__EXERCISE__:
Determine how many lines include the string "gram". Output that number only.

__DATA ENTRIES__:
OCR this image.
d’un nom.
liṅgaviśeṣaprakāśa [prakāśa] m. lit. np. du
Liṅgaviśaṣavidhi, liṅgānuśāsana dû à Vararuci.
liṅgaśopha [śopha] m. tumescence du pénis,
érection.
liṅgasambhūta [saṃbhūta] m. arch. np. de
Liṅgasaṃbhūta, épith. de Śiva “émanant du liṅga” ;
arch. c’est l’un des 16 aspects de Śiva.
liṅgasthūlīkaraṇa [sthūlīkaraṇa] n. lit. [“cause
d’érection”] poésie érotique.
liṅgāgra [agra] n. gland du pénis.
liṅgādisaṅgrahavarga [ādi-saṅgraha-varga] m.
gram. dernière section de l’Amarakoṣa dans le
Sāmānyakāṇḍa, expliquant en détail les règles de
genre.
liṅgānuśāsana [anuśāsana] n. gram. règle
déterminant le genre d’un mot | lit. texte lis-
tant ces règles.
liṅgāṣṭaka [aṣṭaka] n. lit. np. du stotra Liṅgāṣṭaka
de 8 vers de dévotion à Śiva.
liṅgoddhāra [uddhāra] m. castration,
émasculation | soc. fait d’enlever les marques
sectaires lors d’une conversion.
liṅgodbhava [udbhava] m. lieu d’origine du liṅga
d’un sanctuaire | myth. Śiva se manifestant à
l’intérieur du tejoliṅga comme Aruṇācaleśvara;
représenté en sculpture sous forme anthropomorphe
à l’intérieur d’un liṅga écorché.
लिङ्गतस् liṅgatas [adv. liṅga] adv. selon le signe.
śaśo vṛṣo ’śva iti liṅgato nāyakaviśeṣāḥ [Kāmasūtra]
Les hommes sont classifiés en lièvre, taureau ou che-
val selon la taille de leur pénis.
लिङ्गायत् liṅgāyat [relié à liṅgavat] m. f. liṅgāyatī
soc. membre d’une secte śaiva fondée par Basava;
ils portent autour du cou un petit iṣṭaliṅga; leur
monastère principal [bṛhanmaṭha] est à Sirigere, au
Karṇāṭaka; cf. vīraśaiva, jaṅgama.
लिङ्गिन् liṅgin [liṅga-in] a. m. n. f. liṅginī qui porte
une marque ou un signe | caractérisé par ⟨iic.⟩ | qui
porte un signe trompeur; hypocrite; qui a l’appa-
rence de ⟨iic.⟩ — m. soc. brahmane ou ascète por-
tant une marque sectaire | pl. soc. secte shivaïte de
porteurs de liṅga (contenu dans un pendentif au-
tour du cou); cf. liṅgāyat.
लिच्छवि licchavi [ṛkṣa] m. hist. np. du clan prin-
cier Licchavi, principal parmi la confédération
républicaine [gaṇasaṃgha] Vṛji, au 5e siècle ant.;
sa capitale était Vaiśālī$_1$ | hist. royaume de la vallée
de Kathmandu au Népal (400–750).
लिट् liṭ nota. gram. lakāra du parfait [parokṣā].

__EXERCISE RESULT__:
3